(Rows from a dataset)
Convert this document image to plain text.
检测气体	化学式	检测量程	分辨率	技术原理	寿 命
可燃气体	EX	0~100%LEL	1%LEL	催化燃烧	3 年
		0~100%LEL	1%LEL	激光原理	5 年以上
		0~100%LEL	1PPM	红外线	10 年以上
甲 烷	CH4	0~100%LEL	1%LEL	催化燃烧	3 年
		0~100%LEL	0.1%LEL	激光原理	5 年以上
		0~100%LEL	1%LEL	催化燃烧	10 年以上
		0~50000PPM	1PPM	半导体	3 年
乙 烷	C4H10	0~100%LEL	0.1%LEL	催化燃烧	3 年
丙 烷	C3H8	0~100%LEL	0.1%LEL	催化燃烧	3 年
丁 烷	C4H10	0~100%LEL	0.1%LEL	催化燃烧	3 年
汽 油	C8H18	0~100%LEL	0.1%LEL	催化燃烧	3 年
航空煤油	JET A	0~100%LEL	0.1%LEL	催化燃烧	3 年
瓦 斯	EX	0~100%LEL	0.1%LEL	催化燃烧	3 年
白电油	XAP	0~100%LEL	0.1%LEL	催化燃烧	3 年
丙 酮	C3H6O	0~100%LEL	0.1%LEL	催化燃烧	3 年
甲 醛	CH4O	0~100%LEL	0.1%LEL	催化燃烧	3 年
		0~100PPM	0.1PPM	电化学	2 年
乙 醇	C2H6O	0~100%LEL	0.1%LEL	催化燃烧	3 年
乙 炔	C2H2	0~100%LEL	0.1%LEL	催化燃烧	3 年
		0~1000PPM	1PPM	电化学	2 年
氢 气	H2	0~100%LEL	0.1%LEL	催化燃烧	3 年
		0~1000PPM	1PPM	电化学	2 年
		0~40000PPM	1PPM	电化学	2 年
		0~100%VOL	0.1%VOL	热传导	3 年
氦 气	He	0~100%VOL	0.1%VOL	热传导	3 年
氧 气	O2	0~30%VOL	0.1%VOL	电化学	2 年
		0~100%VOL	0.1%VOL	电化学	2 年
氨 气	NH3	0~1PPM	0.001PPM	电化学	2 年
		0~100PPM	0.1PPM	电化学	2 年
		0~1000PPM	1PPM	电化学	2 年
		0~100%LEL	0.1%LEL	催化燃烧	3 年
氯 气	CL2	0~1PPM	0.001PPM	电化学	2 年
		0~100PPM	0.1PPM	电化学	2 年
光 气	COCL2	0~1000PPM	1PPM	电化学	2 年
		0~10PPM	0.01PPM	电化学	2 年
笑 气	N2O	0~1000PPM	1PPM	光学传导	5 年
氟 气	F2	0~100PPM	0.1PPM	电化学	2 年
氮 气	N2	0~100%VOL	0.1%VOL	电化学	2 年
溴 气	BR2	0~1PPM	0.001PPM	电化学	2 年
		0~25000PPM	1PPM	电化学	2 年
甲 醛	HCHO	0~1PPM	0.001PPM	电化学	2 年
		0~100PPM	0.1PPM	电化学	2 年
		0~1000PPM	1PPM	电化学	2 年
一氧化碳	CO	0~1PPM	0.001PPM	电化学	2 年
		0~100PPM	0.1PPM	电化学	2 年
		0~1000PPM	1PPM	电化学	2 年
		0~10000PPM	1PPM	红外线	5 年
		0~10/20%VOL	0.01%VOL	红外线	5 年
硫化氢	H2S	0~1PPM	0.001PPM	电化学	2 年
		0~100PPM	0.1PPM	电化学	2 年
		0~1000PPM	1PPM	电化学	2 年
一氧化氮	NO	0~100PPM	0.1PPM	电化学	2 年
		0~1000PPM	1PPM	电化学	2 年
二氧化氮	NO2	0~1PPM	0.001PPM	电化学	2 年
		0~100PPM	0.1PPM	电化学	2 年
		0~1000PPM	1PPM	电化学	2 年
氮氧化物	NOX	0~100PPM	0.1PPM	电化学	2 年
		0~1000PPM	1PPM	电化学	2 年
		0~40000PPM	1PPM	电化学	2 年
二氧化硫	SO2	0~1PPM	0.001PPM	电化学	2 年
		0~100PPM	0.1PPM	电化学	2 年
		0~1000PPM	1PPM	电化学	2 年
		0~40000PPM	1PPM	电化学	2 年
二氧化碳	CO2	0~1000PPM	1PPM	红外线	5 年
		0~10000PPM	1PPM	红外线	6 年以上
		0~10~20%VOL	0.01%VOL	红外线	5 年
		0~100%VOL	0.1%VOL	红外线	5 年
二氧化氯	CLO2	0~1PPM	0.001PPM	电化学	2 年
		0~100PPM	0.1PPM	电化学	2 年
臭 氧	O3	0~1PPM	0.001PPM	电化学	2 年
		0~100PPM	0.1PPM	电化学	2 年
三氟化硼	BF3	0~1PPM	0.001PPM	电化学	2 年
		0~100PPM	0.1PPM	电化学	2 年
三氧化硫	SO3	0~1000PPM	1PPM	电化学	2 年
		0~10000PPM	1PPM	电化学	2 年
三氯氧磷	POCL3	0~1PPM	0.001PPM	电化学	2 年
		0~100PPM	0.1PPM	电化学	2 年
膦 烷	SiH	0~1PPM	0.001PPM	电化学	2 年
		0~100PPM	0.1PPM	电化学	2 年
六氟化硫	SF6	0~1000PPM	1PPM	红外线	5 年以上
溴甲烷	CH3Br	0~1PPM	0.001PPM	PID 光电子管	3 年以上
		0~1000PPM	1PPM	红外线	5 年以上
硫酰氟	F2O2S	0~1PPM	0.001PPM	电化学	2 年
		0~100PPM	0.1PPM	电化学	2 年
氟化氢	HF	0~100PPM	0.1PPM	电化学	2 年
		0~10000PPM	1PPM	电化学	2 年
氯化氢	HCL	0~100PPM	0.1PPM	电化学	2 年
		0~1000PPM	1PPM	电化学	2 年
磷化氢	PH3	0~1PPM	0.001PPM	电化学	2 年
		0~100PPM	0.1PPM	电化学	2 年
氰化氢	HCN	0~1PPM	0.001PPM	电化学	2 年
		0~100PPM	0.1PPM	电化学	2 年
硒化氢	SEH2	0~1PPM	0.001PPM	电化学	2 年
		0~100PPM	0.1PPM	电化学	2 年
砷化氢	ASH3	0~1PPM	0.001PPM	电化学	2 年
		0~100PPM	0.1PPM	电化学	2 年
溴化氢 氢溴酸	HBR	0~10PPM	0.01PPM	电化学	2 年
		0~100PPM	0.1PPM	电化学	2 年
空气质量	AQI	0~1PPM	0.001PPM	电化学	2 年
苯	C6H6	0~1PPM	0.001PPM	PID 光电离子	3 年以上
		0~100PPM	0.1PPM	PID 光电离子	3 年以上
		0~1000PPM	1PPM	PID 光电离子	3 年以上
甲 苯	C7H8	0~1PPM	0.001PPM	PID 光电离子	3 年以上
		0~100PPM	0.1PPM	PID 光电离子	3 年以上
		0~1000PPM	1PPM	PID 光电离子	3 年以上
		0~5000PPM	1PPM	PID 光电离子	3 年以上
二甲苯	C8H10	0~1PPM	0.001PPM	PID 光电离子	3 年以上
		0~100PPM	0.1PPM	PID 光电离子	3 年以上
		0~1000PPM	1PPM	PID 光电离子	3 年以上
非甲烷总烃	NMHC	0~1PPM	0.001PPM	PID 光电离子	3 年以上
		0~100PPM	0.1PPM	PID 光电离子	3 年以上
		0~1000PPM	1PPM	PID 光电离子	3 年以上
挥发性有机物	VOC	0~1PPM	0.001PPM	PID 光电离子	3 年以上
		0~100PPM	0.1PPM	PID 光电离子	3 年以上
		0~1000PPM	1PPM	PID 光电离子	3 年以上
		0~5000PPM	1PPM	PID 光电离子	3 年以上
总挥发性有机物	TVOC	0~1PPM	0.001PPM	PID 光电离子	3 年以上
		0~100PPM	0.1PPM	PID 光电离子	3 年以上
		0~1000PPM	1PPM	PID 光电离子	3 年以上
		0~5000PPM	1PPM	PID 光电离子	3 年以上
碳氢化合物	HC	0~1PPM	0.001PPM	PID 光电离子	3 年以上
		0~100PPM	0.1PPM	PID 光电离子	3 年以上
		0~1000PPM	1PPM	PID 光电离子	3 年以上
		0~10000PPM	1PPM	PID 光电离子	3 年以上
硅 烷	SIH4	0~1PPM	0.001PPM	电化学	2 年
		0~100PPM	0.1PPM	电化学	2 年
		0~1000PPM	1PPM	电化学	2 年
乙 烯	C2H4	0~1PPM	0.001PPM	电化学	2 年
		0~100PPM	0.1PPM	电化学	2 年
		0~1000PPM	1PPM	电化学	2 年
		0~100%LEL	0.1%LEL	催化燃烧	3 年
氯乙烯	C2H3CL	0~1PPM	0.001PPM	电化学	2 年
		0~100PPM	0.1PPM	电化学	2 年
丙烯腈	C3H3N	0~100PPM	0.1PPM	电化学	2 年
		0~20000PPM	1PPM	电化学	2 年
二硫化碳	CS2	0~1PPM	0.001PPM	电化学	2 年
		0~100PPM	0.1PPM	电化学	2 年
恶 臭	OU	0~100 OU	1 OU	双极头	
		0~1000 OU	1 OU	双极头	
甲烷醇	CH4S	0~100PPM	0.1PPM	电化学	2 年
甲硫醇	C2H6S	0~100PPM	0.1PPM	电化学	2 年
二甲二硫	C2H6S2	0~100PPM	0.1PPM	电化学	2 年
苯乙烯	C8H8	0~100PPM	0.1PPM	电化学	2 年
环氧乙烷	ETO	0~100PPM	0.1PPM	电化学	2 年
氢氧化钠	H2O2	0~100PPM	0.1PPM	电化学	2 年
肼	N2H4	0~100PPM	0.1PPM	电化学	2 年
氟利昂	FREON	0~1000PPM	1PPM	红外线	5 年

YOUR INSTRUCTIONS: Read through the lines above and collect those that contain the string "激光原理".

ANSWER TO THE TASK:
		0~100%LEL	1%LEL	激光原理	5 年以上
		0~100%LEL	0.1%LEL	激光原理	5 年以上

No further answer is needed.